(Extracted data entries)
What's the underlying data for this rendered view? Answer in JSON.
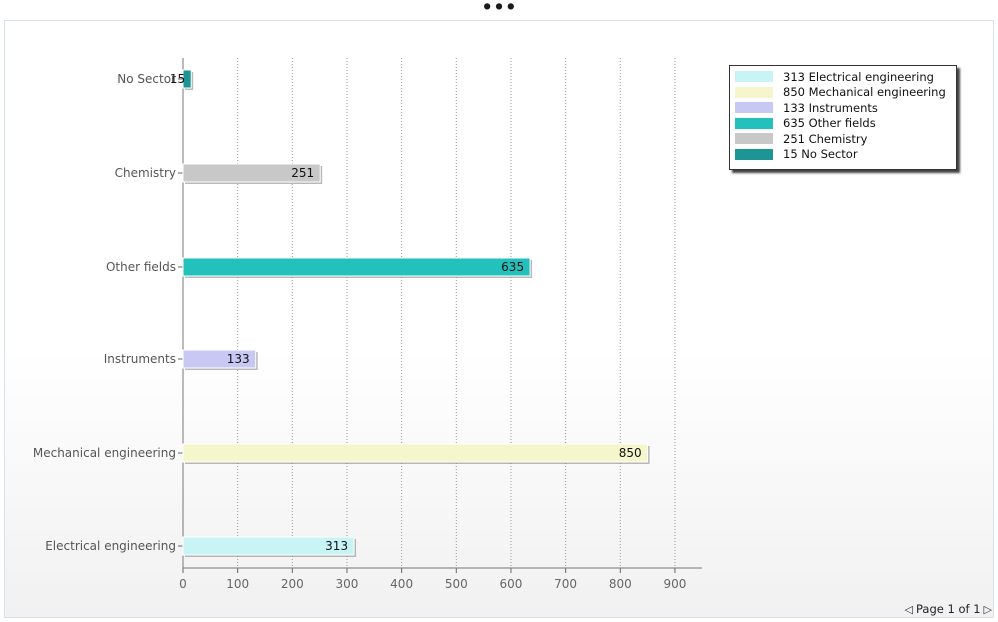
{
  "title": "...",
  "chart_data": {
    "type": "bar",
    "orientation": "horizontal",
    "categories": [
      "Electrical engineering",
      "Mechanical engineering",
      "Instruments",
      "Other fields",
      "Chemistry",
      "No Sector"
    ],
    "values": [
      313,
      850,
      133,
      635,
      251,
      15
    ],
    "value_labels": [
      "313",
      "850",
      "133",
      "635",
      "251",
      "15"
    ],
    "colors": [
      "#c8f4f6",
      "#f6f6cc",
      "#c8c8f4",
      "#24c0bc",
      "#c8c8c8",
      "#1e9595"
    ],
    "xlim": [
      0,
      950
    ],
    "xticks": [
      0,
      100,
      200,
      300,
      400,
      500,
      600,
      700,
      800,
      900
    ],
    "xtick_labels": [
      "0",
      "100",
      "200",
      "300",
      "400",
      "500",
      "600",
      "700",
      "800",
      "900"
    ],
    "grid": "vertical dotted",
    "legend_position": "top-right",
    "xlabel": "",
    "ylabel": ""
  },
  "legend": {
    "entries": [
      {
        "text": "313 Electrical engineering",
        "color": "#c8f4f6"
      },
      {
        "text": "850 Mechanical engineering",
        "color": "#f6f6cc"
      },
      {
        "text": "133 Instruments",
        "color": "#c8c8f4"
      },
      {
        "text": "635 Other fields",
        "color": "#24c0bc"
      },
      {
        "text": "251 Chemistry",
        "color": "#c8c8c8"
      },
      {
        "text": "15 No Sector",
        "color": "#1e9595"
      }
    ]
  },
  "pager": {
    "prev_icon": "triangle-left",
    "label": "Page 1 of 1",
    "next_icon": "triangle-right"
  }
}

__Instructions for the task__:
The records above must be printed exactly; the pictures stay out.

__Finished exercise__:
What's the underlying data for this rendered view? Answer in JSON.
{
  "title": "...",
  "chart_data": {
    "type": "bar",
    "orientation": "horizontal",
    "categories": [
      "Electrical engineering",
      "Mechanical engineering",
      "Instruments",
      "Other fields",
      "Chemistry",
      "No Sector"
    ],
    "values": [
      313,
      850,
      133,
      635,
      251,
      15
    ],
    "value_labels": [
      "313",
      "850",
      "133",
      "635",
      "251",
      "15"
    ],
    "colors": [
      "#c8f4f6",
      "#f6f6cc",
      "#c8c8f4",
      "#24c0bc",
      "#c8c8c8",
      "#1e9595"
    ],
    "xlim": [
      0,
      950
    ],
    "xticks": [
      0,
      100,
      200,
      300,
      400,
      500,
      600,
      700,
      800,
      900
    ],
    "xtick_labels": [
      "0",
      "100",
      "200",
      "300",
      "400",
      "500",
      "600",
      "700",
      "800",
      "900"
    ],
    "grid": "vertical dotted",
    "legend_position": "top-right",
    "xlabel": "",
    "ylabel": ""
  },
  "legend": {
    "entries": [
      {
        "text": "313 Electrical engineering",
        "color": "#c8f4f6"
      },
      {
        "text": "850 Mechanical engineering",
        "color": "#f6f6cc"
      },
      {
        "text": "133 Instruments",
        "color": "#c8c8f4"
      },
      {
        "text": "635 Other fields",
        "color": "#24c0bc"
      },
      {
        "text": "251 Chemistry",
        "color": "#c8c8c8"
      },
      {
        "text": "15 No Sector",
        "color": "#1e9595"
      }
    ]
  },
  "pager": {
    "prev_icon": "triangle-left",
    "label": "Page 1 of 1",
    "next_icon": "triangle-right"
  }
}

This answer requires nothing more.